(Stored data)

▬▬▬▬▬▬▬▬▬▬

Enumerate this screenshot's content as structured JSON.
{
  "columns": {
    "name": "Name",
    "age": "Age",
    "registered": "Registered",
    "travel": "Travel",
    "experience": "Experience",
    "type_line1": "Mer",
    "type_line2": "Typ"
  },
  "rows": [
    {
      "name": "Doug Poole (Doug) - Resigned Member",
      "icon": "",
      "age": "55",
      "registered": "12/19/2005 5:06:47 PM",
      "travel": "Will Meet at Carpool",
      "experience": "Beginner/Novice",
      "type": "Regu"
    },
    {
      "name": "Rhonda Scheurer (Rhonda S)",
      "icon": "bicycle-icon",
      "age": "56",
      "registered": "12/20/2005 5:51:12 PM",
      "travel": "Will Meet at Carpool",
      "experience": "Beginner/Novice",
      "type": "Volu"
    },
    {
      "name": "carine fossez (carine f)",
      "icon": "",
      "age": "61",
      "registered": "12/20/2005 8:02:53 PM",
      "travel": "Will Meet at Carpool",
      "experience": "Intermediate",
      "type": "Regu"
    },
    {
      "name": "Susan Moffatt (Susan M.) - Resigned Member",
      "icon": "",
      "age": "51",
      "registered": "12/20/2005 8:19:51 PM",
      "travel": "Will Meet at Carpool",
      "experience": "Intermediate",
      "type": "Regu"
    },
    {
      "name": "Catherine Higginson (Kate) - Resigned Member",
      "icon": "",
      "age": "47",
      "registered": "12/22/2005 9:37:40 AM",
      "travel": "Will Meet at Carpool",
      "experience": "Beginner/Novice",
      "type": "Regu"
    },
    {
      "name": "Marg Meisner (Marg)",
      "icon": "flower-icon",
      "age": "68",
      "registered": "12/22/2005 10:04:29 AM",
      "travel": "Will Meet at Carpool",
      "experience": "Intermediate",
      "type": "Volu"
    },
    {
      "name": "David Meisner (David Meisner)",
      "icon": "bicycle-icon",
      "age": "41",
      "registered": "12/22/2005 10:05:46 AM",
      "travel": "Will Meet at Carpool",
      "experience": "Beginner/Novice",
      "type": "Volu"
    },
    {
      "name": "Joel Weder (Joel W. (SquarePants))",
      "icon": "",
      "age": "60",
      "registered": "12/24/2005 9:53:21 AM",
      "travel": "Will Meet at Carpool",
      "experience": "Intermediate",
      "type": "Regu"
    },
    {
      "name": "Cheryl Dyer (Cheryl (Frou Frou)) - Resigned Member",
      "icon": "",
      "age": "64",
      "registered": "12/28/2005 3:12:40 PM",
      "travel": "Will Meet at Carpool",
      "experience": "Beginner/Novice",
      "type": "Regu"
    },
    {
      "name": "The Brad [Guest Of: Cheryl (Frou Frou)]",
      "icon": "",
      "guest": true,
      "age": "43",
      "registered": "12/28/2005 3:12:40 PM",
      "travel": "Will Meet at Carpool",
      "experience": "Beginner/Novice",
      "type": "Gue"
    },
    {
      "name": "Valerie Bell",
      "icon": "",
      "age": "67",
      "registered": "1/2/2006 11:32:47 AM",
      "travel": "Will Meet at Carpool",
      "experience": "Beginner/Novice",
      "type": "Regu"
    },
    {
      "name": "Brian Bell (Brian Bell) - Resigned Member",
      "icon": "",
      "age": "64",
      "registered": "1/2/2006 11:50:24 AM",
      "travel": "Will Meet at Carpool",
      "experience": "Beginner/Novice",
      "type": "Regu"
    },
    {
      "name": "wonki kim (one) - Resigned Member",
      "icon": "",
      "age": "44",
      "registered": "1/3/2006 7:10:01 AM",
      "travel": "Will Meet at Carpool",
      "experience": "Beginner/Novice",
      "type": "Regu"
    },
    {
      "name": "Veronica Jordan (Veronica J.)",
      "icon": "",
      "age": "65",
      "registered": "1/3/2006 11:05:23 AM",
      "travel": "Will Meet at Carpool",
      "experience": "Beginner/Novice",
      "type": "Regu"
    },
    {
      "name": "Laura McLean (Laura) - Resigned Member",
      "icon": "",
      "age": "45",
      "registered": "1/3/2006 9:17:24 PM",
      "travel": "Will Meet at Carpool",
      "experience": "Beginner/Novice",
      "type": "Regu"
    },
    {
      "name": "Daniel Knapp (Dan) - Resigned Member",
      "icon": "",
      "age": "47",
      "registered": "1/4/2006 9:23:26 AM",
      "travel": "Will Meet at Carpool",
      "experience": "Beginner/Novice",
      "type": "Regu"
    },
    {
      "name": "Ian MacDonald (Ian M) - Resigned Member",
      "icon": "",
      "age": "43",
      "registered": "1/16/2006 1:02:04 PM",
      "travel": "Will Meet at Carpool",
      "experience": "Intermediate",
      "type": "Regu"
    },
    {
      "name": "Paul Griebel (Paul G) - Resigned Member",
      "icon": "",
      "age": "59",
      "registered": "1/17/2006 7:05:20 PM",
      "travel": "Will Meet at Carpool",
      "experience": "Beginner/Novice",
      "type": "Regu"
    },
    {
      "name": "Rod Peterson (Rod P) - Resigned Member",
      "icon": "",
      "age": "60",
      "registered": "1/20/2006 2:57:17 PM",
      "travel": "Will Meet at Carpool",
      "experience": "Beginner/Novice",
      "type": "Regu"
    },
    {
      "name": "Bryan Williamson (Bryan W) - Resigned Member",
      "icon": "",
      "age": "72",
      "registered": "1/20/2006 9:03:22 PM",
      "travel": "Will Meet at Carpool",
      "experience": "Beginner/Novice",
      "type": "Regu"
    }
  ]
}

▬▬▬▬▬▬▬▬▬▬

- YOUR INSTRUCTIONS
Copy all of the data. Keep every word exactly as it is.

- REPLY
Enumerate this screenshot's content as structured JSON.
{
  "columns": {
    "name": "Name",
    "age": "Age",
    "registered": "Registered",
    "travel": "Travel",
    "experience": "Experience",
    "type_line1": "Mer",
    "type_line2": "Typ"
  },
  "rows": [
    {
      "name": "Doug Poole (Doug) - Resigned Member",
      "icon": "",
      "age": "55",
      "registered": "12/19/2005 5:06:47 PM",
      "travel": "Will Meet at Carpool",
      "experience": "Beginner/Novice",
      "type": "Regu"
    },
    {
      "name": "Rhonda Scheurer (Rhonda S)",
      "icon": "bicycle-icon",
      "age": "56",
      "registered": "12/20/2005 5:51:12 PM",
      "travel": "Will Meet at Carpool",
      "experience": "Beginner/Novice",
      "type": "Volu"
    },
    {
      "name": "carine fossez (carine f)",
      "icon": "",
      "age": "61",
      "registered": "12/20/2005 8:02:53 PM",
      "travel": "Will Meet at Carpool",
      "experience": "Intermediate",
      "type": "Regu"
    },
    {
      "name": "Susan Moffatt (Susan M.) - Resigned Member",
      "icon": "",
      "age": "51",
      "registered": "12/20/2005 8:19:51 PM",
      "travel": "Will Meet at Carpool",
      "experience": "Intermediate",
      "type": "Regu"
    },
    {
      "name": "Catherine Higginson (Kate) - Resigned Member",
      "icon": "",
      "age": "47",
      "registered": "12/22/2005 9:37:40 AM",
      "travel": "Will Meet at Carpool",
      "experience": "Beginner/Novice",
      "type": "Regu"
    },
    {
      "name": "Marg Meisner (Marg)",
      "icon": "flower-icon",
      "age": "68",
      "registered": "12/22/2005 10:04:29 AM",
      "travel": "Will Meet at Carpool",
      "experience": "Intermediate",
      "type": "Volu"
    },
    {
      "name": "David Meisner (David Meisner)",
      "icon": "bicycle-icon",
      "age": "41",
      "registered": "12/22/2005 10:05:46 AM",
      "travel": "Will Meet at Carpool",
      "experience": "Beginner/Novice",
      "type": "Volu"
    },
    {
      "name": "Joel Weder (Joel W. (SquarePants))",
      "icon": "",
      "age": "60",
      "registered": "12/24/2005 9:53:21 AM",
      "travel": "Will Meet at Carpool",
      "experience": "Intermediate",
      "type": "Regu"
    },
    {
      "name": "Cheryl Dyer (Cheryl (Frou Frou)) - Resigned Member",
      "icon": "",
      "age": "64",
      "registered": "12/28/2005 3:12:40 PM",
      "travel": "Will Meet at Carpool",
      "experience": "Beginner/Novice",
      "type": "Regu"
    },
    {
      "name": "The Brad [Guest Of: Cheryl (Frou Frou)]",
      "icon": "",
      "guest": true,
      "age": "43",
      "registered": "12/28/2005 3:12:40 PM",
      "travel": "Will Meet at Carpool",
      "experience": "Beginner/Novice",
      "type": "Gue"
    },
    {
      "name": "Valerie Bell",
      "icon": "",
      "age": "67",
      "registered": "1/2/2006 11:32:47 AM",
      "travel": "Will Meet at Carpool",
      "experience": "Beginner/Novice",
      "type": "Regu"
    },
    {
      "name": "Brian Bell (Brian Bell) - Resigned Member",
      "icon": "",
      "age": "64",
      "registered": "1/2/2006 11:50:24 AM",
      "travel": "Will Meet at Carpool",
      "experience": "Beginner/Novice",
      "type": "Regu"
    },
    {
      "name": "wonki kim (one) - Resigned Member",
      "icon": "",
      "age": "44",
      "registered": "1/3/2006 7:10:01 AM",
      "travel": "Will Meet at Carpool",
      "experience": "Beginner/Novice",
      "type": "Regu"
    },
    {
      "name": "Veronica Jordan (Veronica J.)",
      "icon": "",
      "age": "65",
      "registered": "1/3/2006 11:05:23 AM",
      "travel": "Will Meet at Carpool",
      "experience": "Beginner/Novice",
      "type": "Regu"
    },
    {
      "name": "Laura McLean (Laura) - Resigned Member",
      "icon": "",
      "age": "45",
      "registered": "1/3/2006 9:17:24 PM",
      "travel": "Will Meet at Carpool",
      "experience": "Beginner/Novice",
      "type": "Regu"
    },
    {
      "name": "Daniel Knapp (Dan) - Resigned Member",
      "icon": "",
      "age": "47",
      "registered": "1/4/2006 9:23:26 AM",
      "travel": "Will Meet at Carpool",
      "experience": "Beginner/Novice",
      "type": "Regu"
    },
    {
      "name": "Ian MacDonald (Ian M) - Resigned Member",
      "icon": "",
      "age": "43",
      "registered": "1/16/2006 1:02:04 PM",
      "travel": "Will Meet at Carpool",
      "experience": "Intermediate",
      "type": "Regu"
    },
    {
      "name": "Paul Griebel (Paul G) - Resigned Member",
      "icon": "",
      "age": "59",
      "registered": "1/17/2006 7:05:20 PM",
      "travel": "Will Meet at Carpool",
      "experience": "Beginner/Novice",
      "type": "Regu"
    },
    {
      "name": "Rod Peterson (Rod P) - Resigned Member",
      "icon": "",
      "age": "60",
      "registered": "1/20/2006 2:57:17 PM",
      "travel": "Will Meet at Carpool",
      "experience": "Beginner/Novice",
      "type": "Regu"
    },
    {
      "name": "Bryan Williamson (Bryan W) - Resigned Member",
      "icon": "",
      "age": "72",
      "registered": "1/20/2006 9:03:22 PM",
      "travel": "Will Meet at Carpool",
      "experience": "Beginner/Novice",
      "type": "Regu"
    }
  ]
}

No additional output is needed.